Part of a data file
▶

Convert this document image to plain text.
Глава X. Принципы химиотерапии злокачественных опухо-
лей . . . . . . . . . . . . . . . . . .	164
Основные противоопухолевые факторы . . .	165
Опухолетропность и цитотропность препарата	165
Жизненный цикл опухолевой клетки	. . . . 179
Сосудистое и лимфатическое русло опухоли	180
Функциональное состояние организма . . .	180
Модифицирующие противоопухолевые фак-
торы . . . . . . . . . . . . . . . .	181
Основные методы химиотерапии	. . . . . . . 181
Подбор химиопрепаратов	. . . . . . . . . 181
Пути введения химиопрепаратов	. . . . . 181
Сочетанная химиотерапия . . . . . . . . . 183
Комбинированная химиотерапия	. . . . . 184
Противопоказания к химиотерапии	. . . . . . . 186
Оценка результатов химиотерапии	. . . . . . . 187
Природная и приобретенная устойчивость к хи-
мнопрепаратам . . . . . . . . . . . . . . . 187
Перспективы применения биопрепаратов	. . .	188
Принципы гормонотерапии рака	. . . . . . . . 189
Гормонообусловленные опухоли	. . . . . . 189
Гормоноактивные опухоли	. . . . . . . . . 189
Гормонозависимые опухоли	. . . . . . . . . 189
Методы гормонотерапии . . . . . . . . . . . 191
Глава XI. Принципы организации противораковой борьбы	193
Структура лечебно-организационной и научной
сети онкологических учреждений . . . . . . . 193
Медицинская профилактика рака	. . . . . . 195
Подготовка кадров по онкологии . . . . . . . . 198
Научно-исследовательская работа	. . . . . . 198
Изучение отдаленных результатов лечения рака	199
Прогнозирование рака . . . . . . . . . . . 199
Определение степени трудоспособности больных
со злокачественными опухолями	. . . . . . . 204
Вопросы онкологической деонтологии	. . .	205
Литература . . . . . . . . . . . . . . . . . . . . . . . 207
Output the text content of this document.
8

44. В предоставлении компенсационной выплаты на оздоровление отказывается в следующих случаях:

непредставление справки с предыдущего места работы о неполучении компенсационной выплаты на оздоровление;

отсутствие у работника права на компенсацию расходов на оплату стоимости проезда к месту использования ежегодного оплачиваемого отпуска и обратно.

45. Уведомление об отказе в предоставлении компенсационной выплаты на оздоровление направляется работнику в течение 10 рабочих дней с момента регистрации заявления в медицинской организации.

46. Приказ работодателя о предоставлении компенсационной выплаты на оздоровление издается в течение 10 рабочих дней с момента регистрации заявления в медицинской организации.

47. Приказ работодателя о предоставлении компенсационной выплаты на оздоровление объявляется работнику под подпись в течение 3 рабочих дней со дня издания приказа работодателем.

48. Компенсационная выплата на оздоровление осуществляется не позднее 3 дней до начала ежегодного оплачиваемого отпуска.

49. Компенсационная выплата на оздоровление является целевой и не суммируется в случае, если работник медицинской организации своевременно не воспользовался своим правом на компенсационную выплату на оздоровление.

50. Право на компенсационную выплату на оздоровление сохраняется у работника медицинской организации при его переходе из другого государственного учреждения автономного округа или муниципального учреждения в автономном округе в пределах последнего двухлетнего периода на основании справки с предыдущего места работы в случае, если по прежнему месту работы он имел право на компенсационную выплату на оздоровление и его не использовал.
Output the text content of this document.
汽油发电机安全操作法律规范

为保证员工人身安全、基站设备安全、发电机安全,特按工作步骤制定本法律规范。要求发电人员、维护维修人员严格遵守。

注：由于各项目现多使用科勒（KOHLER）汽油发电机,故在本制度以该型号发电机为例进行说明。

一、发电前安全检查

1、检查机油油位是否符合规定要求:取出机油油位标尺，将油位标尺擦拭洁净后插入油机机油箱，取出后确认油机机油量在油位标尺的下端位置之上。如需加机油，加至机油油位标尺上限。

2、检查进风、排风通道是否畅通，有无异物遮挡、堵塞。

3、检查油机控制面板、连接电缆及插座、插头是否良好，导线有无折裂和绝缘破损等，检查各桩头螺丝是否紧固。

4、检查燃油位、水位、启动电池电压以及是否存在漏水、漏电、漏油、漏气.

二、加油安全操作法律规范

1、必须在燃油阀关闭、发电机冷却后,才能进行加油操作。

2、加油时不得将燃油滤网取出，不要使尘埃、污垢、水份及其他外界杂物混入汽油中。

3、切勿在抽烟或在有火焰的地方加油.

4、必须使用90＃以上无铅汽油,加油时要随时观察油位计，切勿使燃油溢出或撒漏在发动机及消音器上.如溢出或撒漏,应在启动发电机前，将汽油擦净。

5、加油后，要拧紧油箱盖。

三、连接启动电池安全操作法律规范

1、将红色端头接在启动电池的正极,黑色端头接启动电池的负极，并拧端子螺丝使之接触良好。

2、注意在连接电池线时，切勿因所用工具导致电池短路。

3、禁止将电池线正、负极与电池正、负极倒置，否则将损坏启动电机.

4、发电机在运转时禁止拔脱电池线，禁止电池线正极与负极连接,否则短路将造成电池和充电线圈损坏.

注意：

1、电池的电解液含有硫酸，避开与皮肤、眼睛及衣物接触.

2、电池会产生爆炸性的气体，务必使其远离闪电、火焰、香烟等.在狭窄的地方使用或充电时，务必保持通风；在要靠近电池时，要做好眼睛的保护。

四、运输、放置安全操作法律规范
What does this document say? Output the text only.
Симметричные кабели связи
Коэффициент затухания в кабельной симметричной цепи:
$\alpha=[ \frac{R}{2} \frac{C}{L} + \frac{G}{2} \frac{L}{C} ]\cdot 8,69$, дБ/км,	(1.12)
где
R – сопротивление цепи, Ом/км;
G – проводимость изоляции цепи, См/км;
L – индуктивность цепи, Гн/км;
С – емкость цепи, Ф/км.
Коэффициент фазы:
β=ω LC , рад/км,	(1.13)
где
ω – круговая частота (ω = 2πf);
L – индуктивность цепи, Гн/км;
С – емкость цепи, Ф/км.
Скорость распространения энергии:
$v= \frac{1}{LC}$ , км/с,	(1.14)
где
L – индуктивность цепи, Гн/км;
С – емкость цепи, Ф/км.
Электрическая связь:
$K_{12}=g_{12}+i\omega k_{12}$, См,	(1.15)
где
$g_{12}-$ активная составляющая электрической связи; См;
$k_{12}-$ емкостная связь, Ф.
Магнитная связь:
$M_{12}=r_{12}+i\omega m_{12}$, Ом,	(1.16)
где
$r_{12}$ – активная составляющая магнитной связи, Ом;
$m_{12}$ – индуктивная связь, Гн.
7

◀

WORK INSTRUCTIONS — Find and copy every line in the entries above where the string "связь" occurs.

OUTPUT FOR THIS TASK —
Электрическая связь:
$k_{12}-$ емкостная связь, Ф.
Магнитная связь:
$m_{12}$ – индуктивная связь, Гн.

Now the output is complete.